§ Task goal
Output every record below exactly as it appears.

§ Dataset

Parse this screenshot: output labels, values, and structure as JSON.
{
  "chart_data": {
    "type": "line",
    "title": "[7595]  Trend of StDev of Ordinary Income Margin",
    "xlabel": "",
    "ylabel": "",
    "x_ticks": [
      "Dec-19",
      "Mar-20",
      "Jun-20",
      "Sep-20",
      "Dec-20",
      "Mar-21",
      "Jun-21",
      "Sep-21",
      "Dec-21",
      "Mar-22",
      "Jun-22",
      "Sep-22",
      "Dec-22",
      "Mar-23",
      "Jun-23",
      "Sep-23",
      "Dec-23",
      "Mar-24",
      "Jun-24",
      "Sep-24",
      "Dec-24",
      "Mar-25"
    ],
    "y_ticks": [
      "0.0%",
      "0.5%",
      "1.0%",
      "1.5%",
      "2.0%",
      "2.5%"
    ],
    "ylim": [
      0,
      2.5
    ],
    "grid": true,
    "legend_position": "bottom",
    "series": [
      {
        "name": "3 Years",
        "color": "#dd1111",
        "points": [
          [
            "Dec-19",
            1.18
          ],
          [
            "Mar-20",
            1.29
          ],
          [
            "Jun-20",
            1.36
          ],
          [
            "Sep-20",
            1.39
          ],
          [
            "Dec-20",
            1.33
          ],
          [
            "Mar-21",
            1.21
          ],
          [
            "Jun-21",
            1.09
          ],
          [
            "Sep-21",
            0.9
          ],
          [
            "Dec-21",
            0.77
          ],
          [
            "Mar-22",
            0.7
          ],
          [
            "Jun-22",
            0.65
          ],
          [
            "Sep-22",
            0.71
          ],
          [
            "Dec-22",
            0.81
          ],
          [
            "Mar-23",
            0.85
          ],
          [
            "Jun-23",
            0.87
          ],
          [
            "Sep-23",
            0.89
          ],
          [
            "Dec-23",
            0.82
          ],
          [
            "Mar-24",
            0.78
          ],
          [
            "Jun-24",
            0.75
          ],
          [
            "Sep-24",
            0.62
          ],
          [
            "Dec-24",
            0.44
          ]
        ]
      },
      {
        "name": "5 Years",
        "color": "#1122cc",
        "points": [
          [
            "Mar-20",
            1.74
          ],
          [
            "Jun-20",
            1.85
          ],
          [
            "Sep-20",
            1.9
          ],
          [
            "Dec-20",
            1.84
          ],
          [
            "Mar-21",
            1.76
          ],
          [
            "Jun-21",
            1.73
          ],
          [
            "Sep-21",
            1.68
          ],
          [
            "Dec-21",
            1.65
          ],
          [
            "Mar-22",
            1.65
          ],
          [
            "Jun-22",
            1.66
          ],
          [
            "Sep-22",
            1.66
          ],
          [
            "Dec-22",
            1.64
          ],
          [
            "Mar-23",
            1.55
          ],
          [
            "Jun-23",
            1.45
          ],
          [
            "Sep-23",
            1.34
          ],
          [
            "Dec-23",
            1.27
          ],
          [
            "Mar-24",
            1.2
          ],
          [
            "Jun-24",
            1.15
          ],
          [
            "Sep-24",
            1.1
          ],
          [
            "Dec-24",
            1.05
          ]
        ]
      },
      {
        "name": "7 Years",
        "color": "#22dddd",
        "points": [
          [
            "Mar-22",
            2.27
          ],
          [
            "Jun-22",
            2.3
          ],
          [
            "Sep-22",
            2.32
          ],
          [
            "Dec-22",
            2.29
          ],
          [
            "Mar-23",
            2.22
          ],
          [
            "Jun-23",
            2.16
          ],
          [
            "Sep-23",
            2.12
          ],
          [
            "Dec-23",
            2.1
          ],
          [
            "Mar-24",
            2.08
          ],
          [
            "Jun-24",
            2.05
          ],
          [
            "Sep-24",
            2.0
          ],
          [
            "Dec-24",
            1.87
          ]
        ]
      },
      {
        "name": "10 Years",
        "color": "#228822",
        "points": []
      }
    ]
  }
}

§ Answer to the task
Parse this screenshot: output labels, values, and structure as JSON.
{
  "chart_data": {
    "type": "line",
    "title": "[7595]  Trend of StDev of Ordinary Income Margin",
    "xlabel": "",
    "ylabel": "",
    "x_ticks": [
      "Dec-19",
      "Mar-20",
      "Jun-20",
      "Sep-20",
      "Dec-20",
      "Mar-21",
      "Jun-21",
      "Sep-21",
      "Dec-21",
      "Mar-22",
      "Jun-22",
      "Sep-22",
      "Dec-22",
      "Mar-23",
      "Jun-23",
      "Sep-23",
      "Dec-23",
      "Mar-24",
      "Jun-24",
      "Sep-24",
      "Dec-24",
      "Mar-25"
    ],
    "y_ticks": [
      "0.0%",
      "0.5%",
      "1.0%",
      "1.5%",
      "2.0%",
      "2.5%"
    ],
    "ylim": [
      0,
      2.5
    ],
    "grid": true,
    "legend_position": "bottom",
    "series": [
      {
        "name": "3 Years",
        "color": "#dd1111",
        "points": [
          [
            "Dec-19",
            1.18
          ],
          [
            "Mar-20",
            1.29
          ],
          [
            "Jun-20",
            1.36
          ],
          [
            "Sep-20",
            1.39
          ],
          [
            "Dec-20",
            1.33
          ],
          [
            "Mar-21",
            1.21
          ],
          [
            "Jun-21",
            1.09
          ],
          [
            "Sep-21",
            0.9
          ],
          [
            "Dec-21",
            0.77
          ],
          [
            "Mar-22",
            0.7
          ],
          [
            "Jun-22",
            0.65
          ],
          [
            "Sep-22",
            0.71
          ],
          [
            "Dec-22",
            0.81
          ],
          [
            "Mar-23",
            0.85
          ],
          [
            "Jun-23",
            0.87
          ],
          [
            "Sep-23",
            0.89
          ],
          [
            "Dec-23",
            0.82
          ],
          [
            "Mar-24",
            0.78
          ],
          [
            "Jun-24",
            0.75
          ],
          [
            "Sep-24",
            0.62
          ],
          [
            "Dec-24",
            0.44
          ]
        ]
      },
      {
        "name": "5 Years",
        "color": "#1122cc",
        "points": [
          [
            "Mar-20",
            1.74
          ],
          [
            "Jun-20",
            1.85
          ],
          [
            "Sep-20",
            1.9
          ],
          [
            "Dec-20",
            1.84
          ],
          [
            "Mar-21",
            1.76
          ],
          [
            "Jun-21",
            1.73
          ],
          [
            "Sep-21",
            1.68
          ],
          [
            "Dec-21",
            1.65
          ],
          [
            "Mar-22",
            1.65
          ],
          [
            "Jun-22",
            1.66
          ],
          [
            "Sep-22",
            1.66
          ],
          [
            "Dec-22",
            1.64
          ],
          [
            "Mar-23",
            1.55
          ],
          [
            "Jun-23",
            1.45
          ],
          [
            "Sep-23",
            1.34
          ],
          [
            "Dec-23",
            1.27
          ],
          [
            "Mar-24",
            1.2
          ],
          [
            "Jun-24",
            1.15
          ],
          [
            "Sep-24",
            1.1
          ],
          [
            "Dec-24",
            1.05
          ]
        ]
      },
      {
        "name": "7 Years",
        "color": "#22dddd",
        "points": [
          [
            "Mar-22",
            2.27
          ],
          [
            "Jun-22",
            2.3
          ],
          [
            "Sep-22",
            2.32
          ],
          [
            "Dec-22",
            2.29
          ],
          [
            "Mar-23",
            2.22
          ],
          [
            "Jun-23",
            2.16
          ],
          [
            "Sep-23",
            2.12
          ],
          [
            "Dec-23",
            2.1
          ],
          [
            "Mar-24",
            2.08
          ],
          [
            "Jun-24",
            2.05
          ],
          [
            "Sep-24",
            2.0
          ],
          [
            "Dec-24",
            1.87
          ]
        ]
      },
      {
        "name": "10 Years",
        "color": "#228822",
        "points": []
      }
    ]
  }
}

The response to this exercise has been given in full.